* What you are asked to do: Change every "Developer options" in the listing below to "Developer settings", then write out the whole listing again with everything else left as it is. Omit the picture from your answer.

* Extracted information:
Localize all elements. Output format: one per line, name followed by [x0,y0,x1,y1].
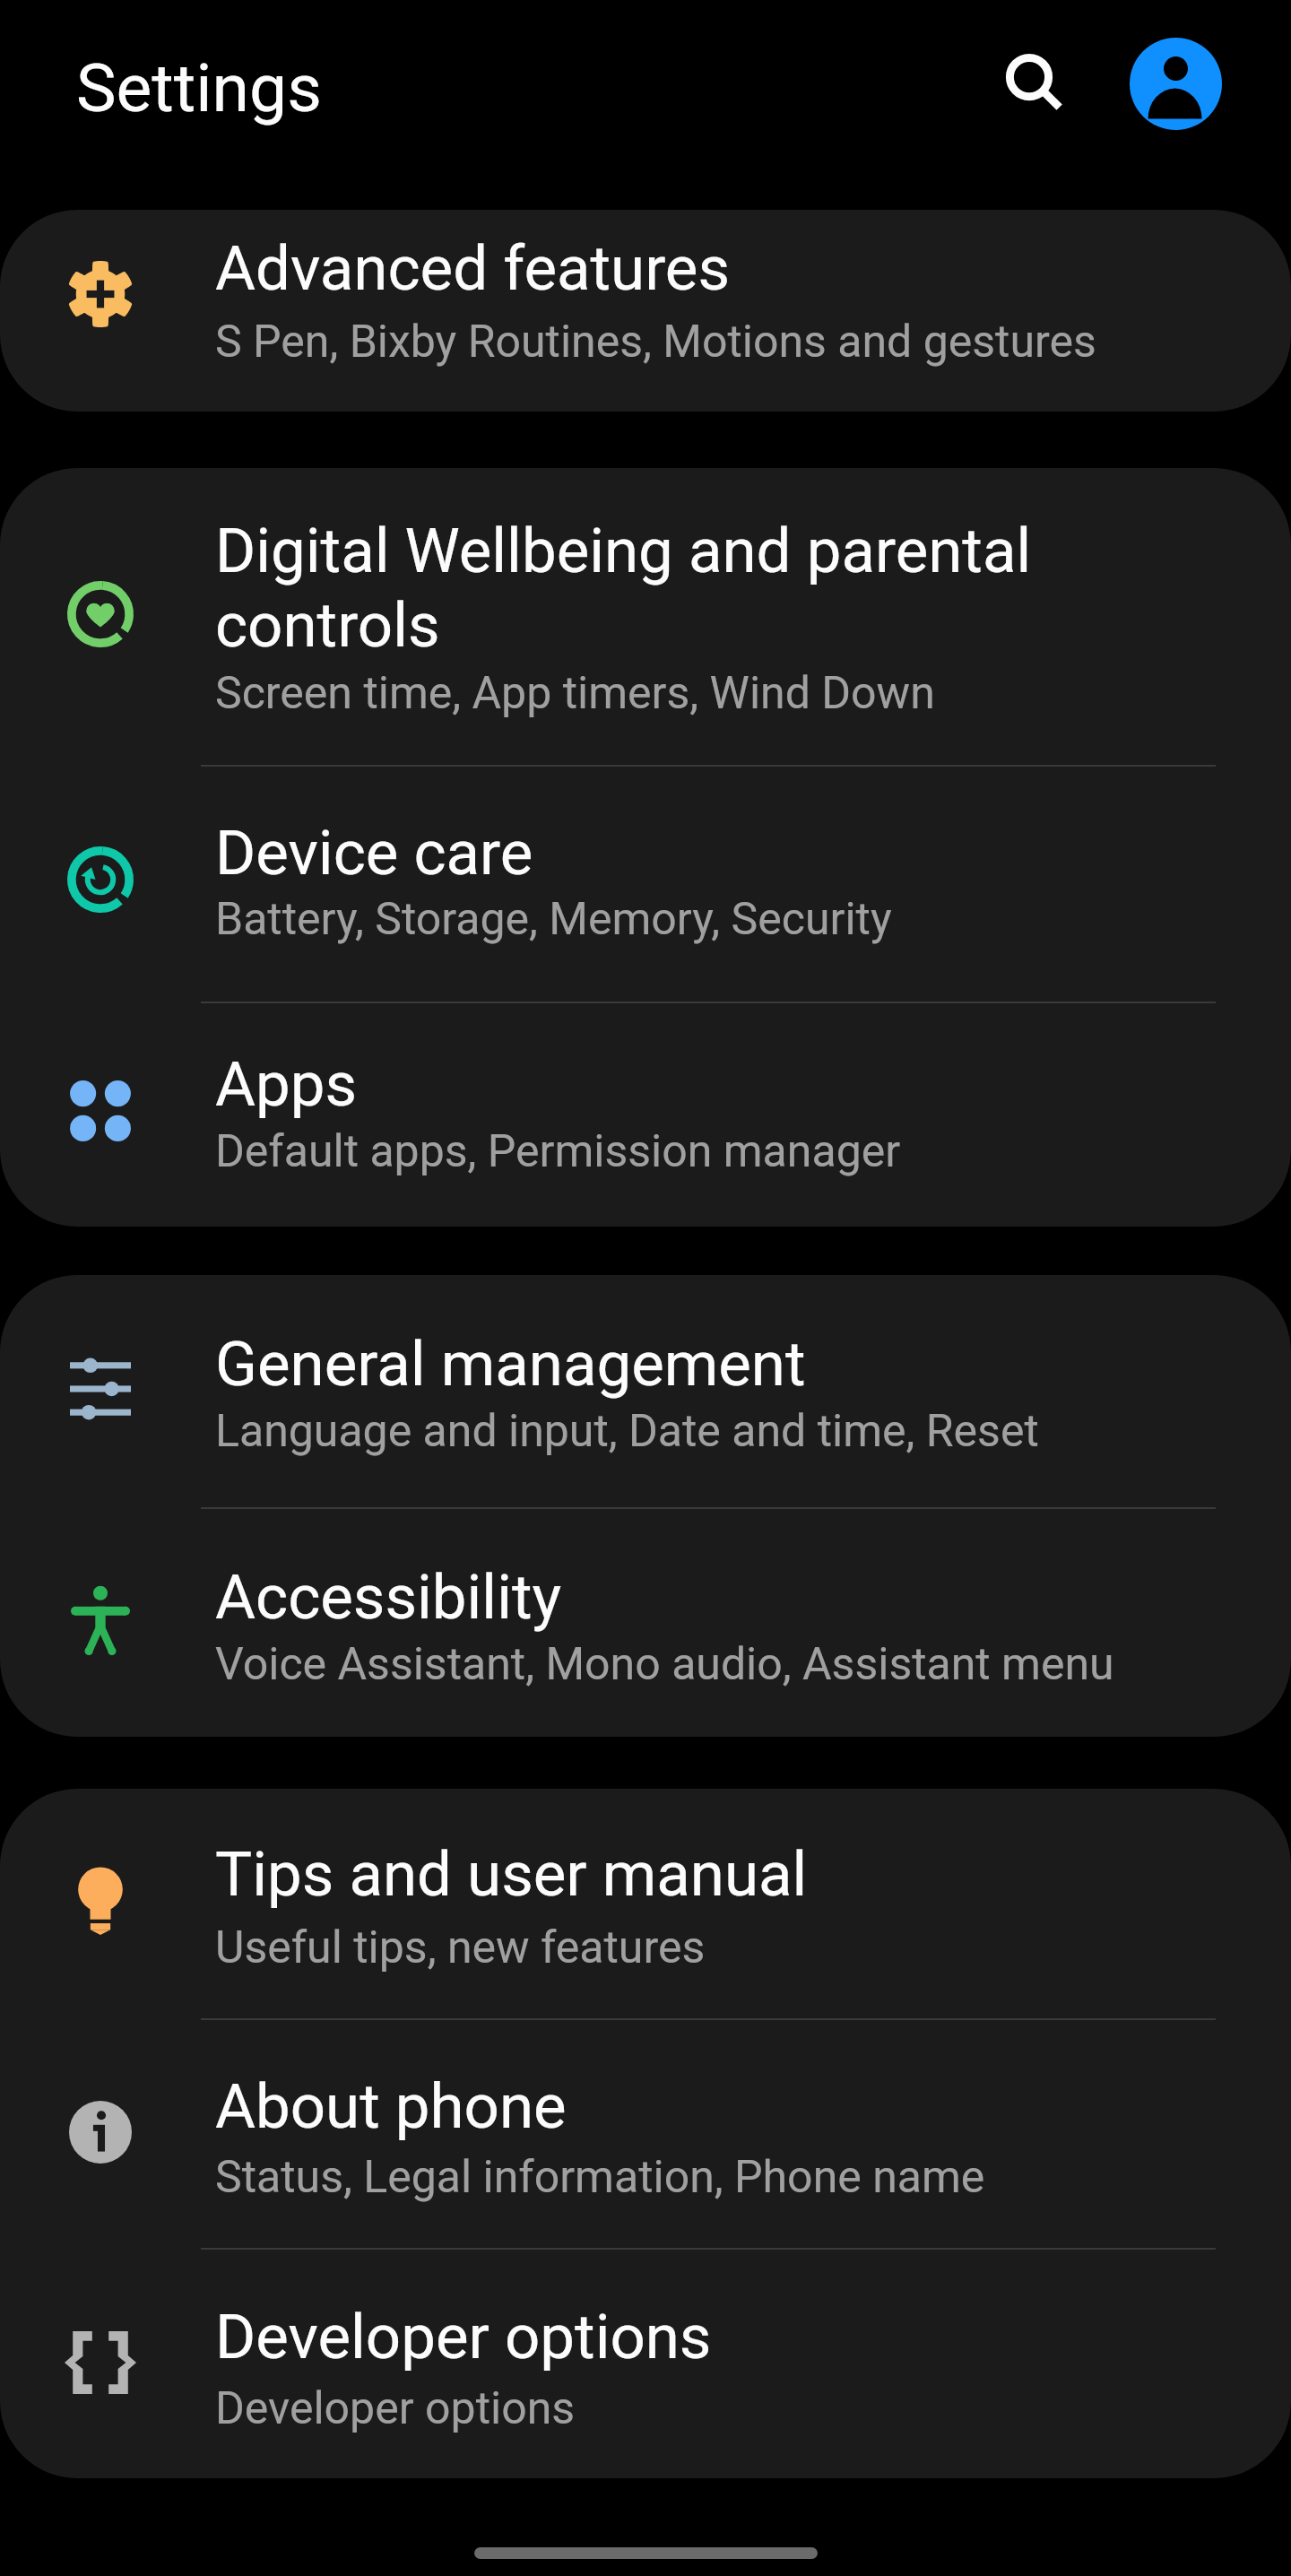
button[interactable]: Apps [0,1003,1291,1227]
staticText: About phone [215,2069,567,2143]
staticText: Useful tips, new features [215,1919,706,1974]
staticText: General management [215,1326,806,1401]
staticText: Developer options [215,2299,712,2373]
button[interactable]: Search [974,25,1085,136]
staticText: Advanced features [215,230,731,305]
button[interactable]: Accessibility [0,1509,1291,1737]
staticText: Language and input, Date and time, Reset [215,1402,1039,1458]
staticText: Apps [215,1046,358,1121]
staticText: Default apps, Permission manager [215,1123,901,1178]
button[interactable]: Tips and user manual [0,1789,1291,2018]
staticText: Device care [215,815,533,889]
button[interactable]: Advanced features [0,210,1291,412]
button[interactable]: About phone [0,2020,1291,2248]
staticText: S Pen, Bixby Routines, Motions and gestu… [215,313,1096,369]
button[interactable]: Digital Wellbeing and parental controls [0,468,1291,765]
staticText: Status, Legal information, Phone name [215,2148,985,2204]
button[interactable]: Device care [0,767,1291,1002]
staticText: Accessibility [215,1559,562,1634]
button[interactable]: Developer options [0,2250,1291,2478]
staticText: Settings [76,48,322,127]
staticText: Voice Assistant, Mono audio, Assistant m… [215,1635,1114,1691]
staticText: Tips and user manual [215,1836,808,1911]
staticText: Screen time, App timers, Wind Down [215,664,935,720]
staticText: Digital Wellbeing and parental controls [215,513,1165,662]
staticText: Developer options [215,2380,576,2435]
staticText: Battery, Storage, Memory, Security [215,890,892,946]
button[interactable]: General management [0,1275,1291,1507]
button[interactable]: Account [1120,28,1231,139]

* Task solution:
Localize all elements. Output format: one per line, name followed by [x0,y0,x1,y1].
button[interactable]: Apps [0,1003,1291,1227]
staticText: About phone [215,2069,567,2143]
staticText: Useful tips, new features [215,1919,706,1974]
staticText: General management [215,1326,806,1401]
staticText: Developer settings [215,2299,712,2373]
button[interactable]: Search [974,25,1085,136]
staticText: Advanced features [215,230,731,305]
button[interactable]: Accessibility [0,1509,1291,1737]
staticText: Language and input, Date and time, Reset [215,1402,1039,1458]
staticText: Apps [215,1046,358,1121]
staticText: Default apps, Permission manager [215,1123,901,1178]
button[interactable]: Tips and user manual [0,1789,1291,2018]
staticText: Device care [215,815,533,889]
button[interactable]: Advanced features [0,210,1291,412]
button[interactable]: About phone [0,2020,1291,2248]
staticText: S Pen, Bixby Routines, Motions and gestu… [215,313,1096,369]
button[interactable]: Digital Wellbeing and parental controls [0,468,1291,765]
staticText: Status, Legal information, Phone name [215,2148,985,2204]
button[interactable]: Device care [0,767,1291,1002]
staticText: Accessibility [215,1559,562,1634]
button[interactable]: Developer settings [0,2250,1291,2478]
staticText: Settings [76,48,322,127]
staticText: Voice Assistant, Mono audio, Assistant m… [215,1635,1114,1691]
staticText: Tips and user manual [215,1836,808,1911]
staticText: Screen time, App timers, Wind Down [215,664,935,720]
staticText: Digital Wellbeing and parental controls [215,513,1165,662]
staticText: Developer settings [215,2380,576,2435]
staticText: Battery, Storage, Memory, Security [215,890,892,946]
button[interactable]: General management [0,1275,1291,1507]
button[interactable]: Account [1120,28,1231,139]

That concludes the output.